# What the exercise asks:
Go through the records and show each line where the word "title" occurs.

# Material for the task:
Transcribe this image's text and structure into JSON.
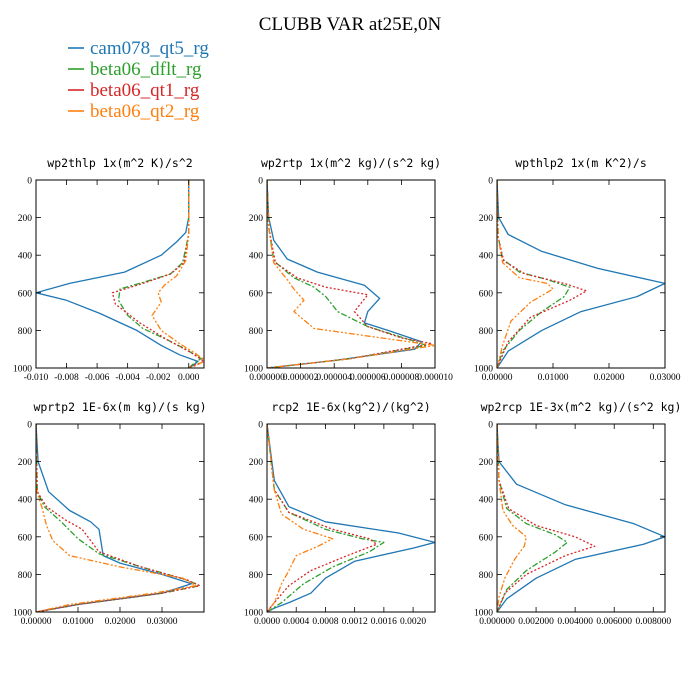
{
  "figure": {
    "title": "CLUBB VAR at25E,0N"
  },
  "legend": [
    {
      "label": "cam078_qt5_rg",
      "color": "#1f77b4",
      "dash": ""
    },
    {
      "label": "beta06_dflt_rg",
      "color": "#2ca02c",
      "dash": "6,2,2,2"
    },
    {
      "label": "beta06_qt1_rg",
      "color": "#d62728",
      "dash": "2,2"
    },
    {
      "label": "beta06_qt2_rg",
      "color": "#ff7f0e",
      "dash": "6,2,2,2,2,2"
    }
  ],
  "chart_data": [
    {
      "type": "line",
      "title": "wp2thlp  1x(m^2 K)/s^2",
      "xlim": [
        -0.01,
        0.001
      ],
      "ylim": [
        1000,
        0
      ],
      "xticks": [
        -0.01,
        -0.008,
        -0.006,
        -0.004,
        -0.002,
        0.0
      ],
      "xtick_labels": [
        "-0.010",
        "-0.008",
        "-0.006",
        "-0.004",
        "-0.002",
        "0.000"
      ],
      "yticks": [
        0,
        200,
        400,
        600,
        800,
        1000
      ],
      "ytick_labels": [
        "0",
        "200",
        "400",
        "600",
        "800",
        "1000"
      ],
      "series": [
        {
          "name": "cam078_qt5_rg",
          "x": [
            0,
            0,
            -0.0002,
            -0.0008,
            -0.0018,
            -0.0042,
            -0.0078,
            -0.01,
            -0.008,
            -0.0058,
            -0.0034,
            -0.0018,
            -0.0006,
            0.0006,
            0.0003,
            0
          ],
          "y": [
            0,
            200,
            280,
            330,
            400,
            490,
            550,
            600,
            640,
            710,
            800,
            880,
            930,
            965,
            985,
            1000
          ]
        },
        {
          "name": "beta06_dflt_rg",
          "x": [
            0,
            0,
            -0.0004,
            -0.0012,
            -0.0028,
            -0.0045,
            -0.0046,
            -0.004,
            -0.003,
            -0.0014,
            -0.0002,
            0.0008,
            0.0002,
            0
          ],
          "y": [
            0,
            290,
            440,
            500,
            540,
            580,
            640,
            720,
            790,
            850,
            900,
            950,
            985,
            1000
          ]
        },
        {
          "name": "beta06_qt1_rg",
          "x": [
            0,
            0,
            -0.0003,
            -0.0012,
            -0.003,
            -0.005,
            -0.0048,
            -0.0032,
            -0.0014,
            0.0002,
            0.001,
            0.0002,
            0
          ],
          "y": [
            0,
            290,
            440,
            500,
            550,
            600,
            660,
            760,
            850,
            920,
            965,
            990,
            1000
          ]
        },
        {
          "name": "beta06_qt2_rg",
          "x": [
            0,
            0,
            -0.0002,
            -0.0008,
            -0.0016,
            -0.002,
            -0.0018,
            -0.0024,
            -0.0018,
            -0.0006,
            0.0004,
            0.0011,
            0.0004,
            0
          ],
          "y": [
            0,
            290,
            430,
            510,
            560,
            600,
            650,
            720,
            800,
            870,
            920,
            960,
            990,
            1000
          ]
        }
      ]
    },
    {
      "type": "line",
      "title": "wp2rtp  1x(m^2 kg)/(s^2 kg)",
      "xlim": [
        0,
        1e-05
      ],
      "ylim": [
        1000,
        0
      ],
      "xticks": [
        0,
        2e-06,
        4e-06,
        6e-06,
        8e-06,
        1e-05
      ],
      "xtick_labels": [
        "0.000000",
        "0.000002",
        "0.000004",
        "0.000006",
        "0.000008",
        "0.000010"
      ],
      "yticks": [
        0,
        200,
        400,
        600,
        800,
        1000
      ],
      "ytick_labels": [
        "0",
        "200",
        "400",
        "600",
        "800",
        "1000"
      ],
      "series": [
        {
          "name": "cam078_qt5_rg",
          "x": [
            0,
            1e-07,
            4e-07,
            1.2e-06,
            3e-06,
            5.8e-06,
            6.7e-06,
            6e-06,
            5.8e-06,
            7.2e-06,
            9.2e-06,
            8.8e-06,
            4e-06,
            0
          ],
          "y": [
            0,
            200,
            320,
            420,
            490,
            560,
            630,
            700,
            760,
            800,
            860,
            900,
            960,
            1000
          ]
        },
        {
          "name": "beta06_dflt_rg",
          "x": [
            0,
            1e-07,
            4e-07,
            1.6e-06,
            2.8e-06,
            3.5e-06,
            4.2e-06,
            6e-06,
            8.5e-06,
            9.5e-06,
            5e-06,
            0
          ],
          "y": [
            0,
            250,
            430,
            520,
            570,
            620,
            700,
            780,
            850,
            880,
            950,
            1000
          ]
        },
        {
          "name": "beta06_qt1_rg",
          "x": [
            0,
            1e-07,
            5e-07,
            1.8e-06,
            3.5e-06,
            6e-06,
            5.2e-06,
            6e-06,
            8e-06,
            9.8e-06,
            5e-06,
            0
          ],
          "y": [
            0,
            250,
            440,
            520,
            570,
            610,
            700,
            780,
            840,
            870,
            950,
            1000
          ]
        },
        {
          "name": "beta06_qt2_rg",
          "x": [
            0,
            1e-07,
            4e-07,
            1.2e-06,
            1.6e-06,
            2.2e-06,
            1.6e-06,
            2.8e-06,
            6.8e-06,
            1e-05,
            5e-06,
            0
          ],
          "y": [
            0,
            250,
            440,
            530,
            580,
            640,
            700,
            790,
            840,
            880,
            950,
            1000
          ]
        }
      ]
    },
    {
      "type": "line",
      "title": "wpthlp2  1x(m K^2)/s",
      "xlim": [
        0,
        0.03
      ],
      "ylim": [
        1000,
        0
      ],
      "xticks": [
        0,
        0.01,
        0.02,
        0.03
      ],
      "xtick_labels": [
        "0.00000",
        "0.01000",
        "0.02000",
        "0.03000"
      ],
      "yticks": [
        0,
        200,
        400,
        600,
        800,
        1000
      ],
      "ytick_labels": [
        "0",
        "200",
        "400",
        "600",
        "800",
        "1000"
      ],
      "series": [
        {
          "name": "cam078_qt5_rg",
          "x": [
            0,
            0.0003,
            0.002,
            0.008,
            0.018,
            0.03,
            0.025,
            0.015,
            0.008,
            0.002,
            0
          ],
          "y": [
            0,
            200,
            290,
            380,
            470,
            550,
            620,
            700,
            800,
            910,
            1000
          ]
        },
        {
          "name": "beta06_dflt_rg",
          "x": [
            0,
            0.0002,
            0.001,
            0.004,
            0.009,
            0.013,
            0.012,
            0.008,
            0.004,
            0.001,
            0
          ],
          "y": [
            0,
            300,
            420,
            490,
            530,
            570,
            620,
            700,
            800,
            910,
            1000
          ]
        },
        {
          "name": "beta06_qt1_rg",
          "x": [
            0,
            0.0002,
            0.0012,
            0.005,
            0.012,
            0.016,
            0.013,
            0.006,
            0.002,
            0
          ],
          "y": [
            0,
            300,
            430,
            500,
            550,
            590,
            640,
            730,
            860,
            1000
          ]
        },
        {
          "name": "beta06_qt2_rg",
          "x": [
            0,
            0.0002,
            0.001,
            0.004,
            0.009,
            0.01,
            0.006,
            0.0025,
            0.001,
            0
          ],
          "y": [
            0,
            300,
            440,
            520,
            550,
            580,
            650,
            750,
            880,
            1000
          ]
        }
      ]
    },
    {
      "type": "line",
      "title": "wprtp2  1E-6x(m kg)/(s kg)",
      "xlim": [
        0,
        0.04
      ],
      "ylim": [
        1000,
        0
      ],
      "xticks": [
        0,
        0.01,
        0.02,
        0.03
      ],
      "xtick_labels": [
        "0.00000",
        "0.01000",
        "0.02000",
        "0.03000"
      ],
      "yticks": [
        0,
        200,
        400,
        600,
        800,
        1000
      ],
      "ytick_labels": [
        "0",
        "200",
        "400",
        "600",
        "800",
        "1000"
      ],
      "series": [
        {
          "name": "cam078_qt5_rg",
          "x": [
            0,
            0.0005,
            0.003,
            0.008,
            0.013,
            0.015,
            0.016,
            0.02,
            0.03,
            0.037,
            0.03,
            0.01,
            0
          ],
          "y": [
            0,
            200,
            360,
            460,
            520,
            560,
            700,
            740,
            800,
            850,
            900,
            960,
            1000
          ]
        },
        {
          "name": "beta06_dflt_rg",
          "x": [
            0,
            0.0003,
            0.002,
            0.006,
            0.01,
            0.015,
            0.025,
            0.036,
            0.039,
            0.03,
            0.01,
            0
          ],
          "y": [
            0,
            360,
            440,
            520,
            610,
            690,
            760,
            830,
            860,
            900,
            960,
            1000
          ]
        },
        {
          "name": "beta06_qt1_rg",
          "x": [
            0,
            0.0003,
            0.0025,
            0.007,
            0.011,
            0.015,
            0.025,
            0.036,
            0.039,
            0.03,
            0.01,
            0
          ],
          "y": [
            0,
            360,
            440,
            510,
            560,
            680,
            760,
            830,
            860,
            900,
            960,
            1000
          ]
        },
        {
          "name": "beta06_qt2_rg",
          "x": [
            0,
            0.0002,
            0.0015,
            0.0025,
            0.004,
            0.008,
            0.02,
            0.035,
            0.038,
            0.028,
            0.008,
            0
          ],
          "y": [
            0,
            360,
            450,
            540,
            620,
            700,
            760,
            820,
            860,
            900,
            960,
            1000
          ]
        }
      ]
    },
    {
      "type": "line",
      "title": "rcp2  1E-6x(kg^2)/(kg^2)",
      "xlim": [
        0,
        0.0023
      ],
      "ylim": [
        1000,
        0
      ],
      "xticks": [
        0,
        0.0004,
        0.0008,
        0.0012,
        0.0016,
        0.002
      ],
      "xtick_labels": [
        "0.0000",
        "0.0004",
        "0.0008",
        "0.0012",
        "0.0016",
        "0.0020"
      ],
      "yticks": [
        0,
        200,
        400,
        600,
        800,
        1000
      ],
      "ytick_labels": [
        "0",
        "200",
        "400",
        "600",
        "800",
        "1000"
      ],
      "series": [
        {
          "name": "cam078_qt5_rg",
          "x": [
            0,
            0.0001,
            0.0003,
            0.0008,
            0.0018,
            0.0023,
            0.002,
            0.0012,
            0.0008,
            0.0006,
            0.0003,
            0.0001,
            0
          ],
          "y": [
            0,
            300,
            440,
            520,
            580,
            630,
            660,
            730,
            820,
            900,
            950,
            980,
            1000
          ]
        },
        {
          "name": "beta06_dflt_rg",
          "x": [
            0,
            0.0001,
            0.0003,
            0.0008,
            0.0013,
            0.0016,
            0.0014,
            0.0009,
            0.0005,
            0.0002,
            0
          ],
          "y": [
            0,
            350,
            470,
            560,
            610,
            630,
            680,
            760,
            850,
            950,
            1000
          ]
        },
        {
          "name": "beta06_qt1_rg",
          "x": [
            0,
            0.0001,
            0.0003,
            0.0009,
            0.0014,
            0.0015,
            0.0011,
            0.0006,
            0.0003,
            0.0001,
            0
          ],
          "y": [
            0,
            350,
            470,
            560,
            610,
            640,
            700,
            780,
            860,
            950,
            1000
          ]
        },
        {
          "name": "beta06_qt2_rg",
          "x": [
            0,
            0.0001,
            0.0002,
            0.0005,
            0.0009,
            0.0007,
            0.0004,
            0.0003,
            0.0002,
            0.0001,
            0
          ],
          "y": [
            0,
            350,
            480,
            560,
            610,
            650,
            700,
            780,
            850,
            950,
            1000
          ]
        }
      ]
    },
    {
      "type": "line",
      "title": "wp2rcp  1E-3x(m^2 kg)/(s^2 kg)",
      "xlim": [
        0,
        0.0086
      ],
      "ylim": [
        1000,
        0
      ],
      "xticks": [
        0,
        0.002,
        0.004,
        0.006,
        0.008
      ],
      "xtick_labels": [
        "0.000000",
        "0.002000",
        "0.004000",
        "0.006000",
        "0.008000"
      ],
      "yticks": [
        0,
        200,
        400,
        600,
        800,
        1000
      ],
      "ytick_labels": [
        "0",
        "200",
        "400",
        "600",
        "800",
        "1000"
      ],
      "series": [
        {
          "name": "cam078_qt5_rg",
          "x": [
            0,
            0.0001,
            0.001,
            0.0035,
            0.007,
            0.0086,
            0.0075,
            0.004,
            0.002,
            0.0005,
            0
          ],
          "y": [
            0,
            200,
            320,
            430,
            530,
            600,
            640,
            720,
            820,
            930,
            1000
          ]
        },
        {
          "name": "beta06_dflt_rg",
          "x": [
            0,
            0.0001,
            0.0005,
            0.0015,
            0.003,
            0.0036,
            0.003,
            0.0015,
            0.0005,
            0
          ],
          "y": [
            0,
            300,
            450,
            530,
            590,
            630,
            680,
            780,
            880,
            1000
          ]
        },
        {
          "name": "beta06_qt1_rg",
          "x": [
            0,
            0.0001,
            0.0006,
            0.002,
            0.004,
            0.005,
            0.0035,
            0.0015,
            0.0004,
            0
          ],
          "y": [
            0,
            300,
            450,
            540,
            600,
            650,
            700,
            800,
            900,
            1000
          ]
        },
        {
          "name": "beta06_qt2_rg",
          "x": [
            0,
            0.0001,
            0.0003,
            0.0008,
            0.0015,
            0.0014,
            0.0009,
            0.0004,
            0.0001,
            0
          ],
          "y": [
            0,
            300,
            460,
            540,
            600,
            650,
            720,
            820,
            920,
            1000
          ]
        }
      ]
    }
  ]
}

# Result for this exercise:
    "title": "CLUBB VAR at25E,0N"
      "title": "wp2thlp  1x(m^2 K)/s^2",
      "title": "wp2rtp  1x(m^2 kg)/(s^2 kg)",
      "title": "wpthlp2  1x(m K^2)/s",
      "title": "wprtp2  1E-6x(m kg)/(s kg)",
      "title": "rcp2  1E-6x(kg^2)/(kg^2)",
      "title": "wp2rcp  1E-3x(m^2 kg)/(s^2 kg)",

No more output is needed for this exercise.